Report, as a bare number, how many lines hold "JSON".

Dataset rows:
----------------------------------------

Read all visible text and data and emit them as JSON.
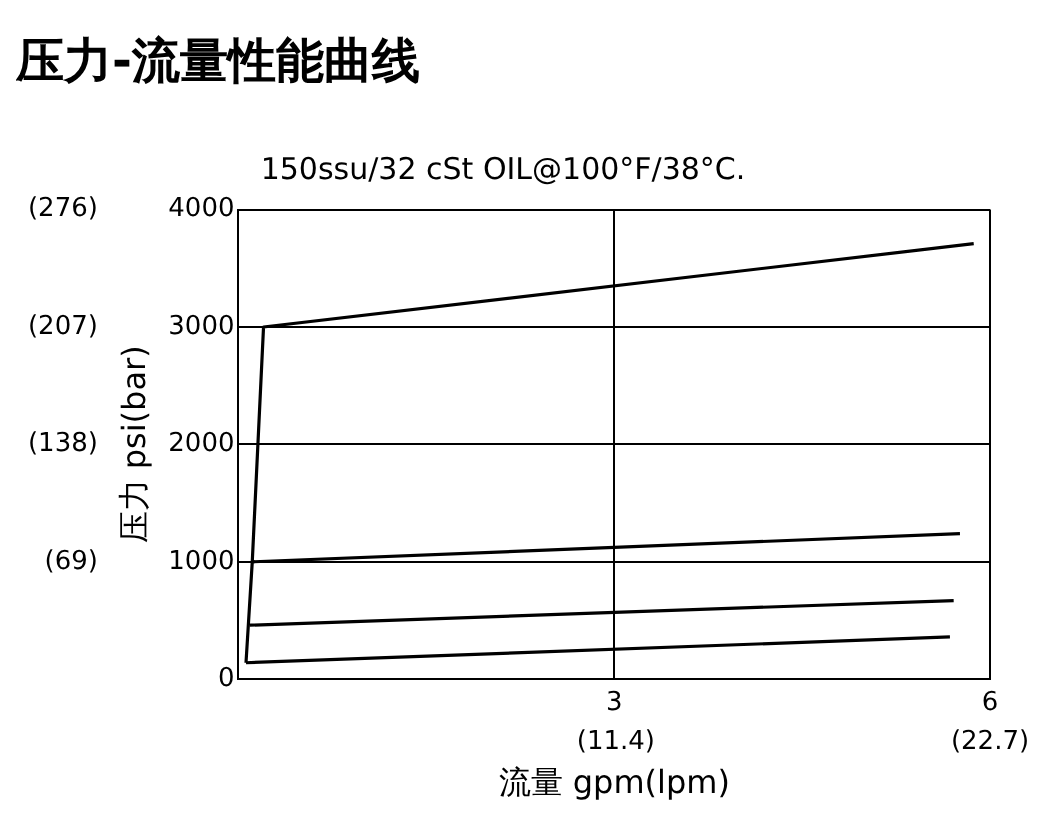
{
  "chart_data": {
    "type": "line",
    "title": "压力-流量性能曲线",
    "subtitle": "150ssu/32 cSt OIL@100°F/38°C.",
    "xlabel": "流量 gpm(lpm)",
    "ylabel": "压力 psi(bar)",
    "xlim": [
      0,
      6
    ],
    "xticks": [
      3,
      6
    ],
    "x2lim": [
      0,
      22.7
    ],
    "x2ticks": [
      {
        "value": 11.4,
        "label": "(11.4)"
      },
      {
        "value": 22.7,
        "label": "(22.7)"
      }
    ],
    "ylim": [
      0,
      4000
    ],
    "yticks": [
      0,
      1000,
      2000,
      3000,
      4000
    ],
    "y2lim": [
      0,
      276
    ],
    "y2ticks": [
      {
        "value": 69,
        "label": "(69)"
      },
      {
        "value": 138,
        "label": "(138)"
      },
      {
        "value": 207,
        "label": "(207)"
      },
      {
        "value": 276,
        "label": "(276)"
      }
    ],
    "grid": true,
    "legend": false,
    "marker": "none",
    "line_style": "solid",
    "series": [
      {
        "color": "#000000",
        "x": [
          0.06,
          0.11,
          0.2,
          5.87
        ],
        "values": [
          140,
          1000,
          3000,
          3710
        ]
      },
      {
        "color": "#000000",
        "x": [
          0.11,
          5.76
        ],
        "values": [
          1000,
          1240
        ]
      },
      {
        "color": "#000000",
        "x": [
          0.09,
          5.71
        ],
        "values": [
          460,
          670
        ]
      },
      {
        "color": "#000000",
        "x": [
          0.06,
          5.68
        ],
        "values": [
          140,
          360
        ]
      }
    ]
  }
}
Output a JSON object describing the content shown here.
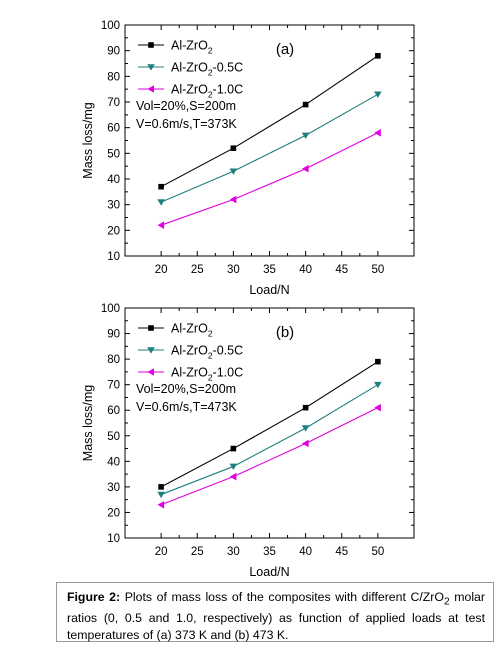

----------------------------------------

Solution for this task: 2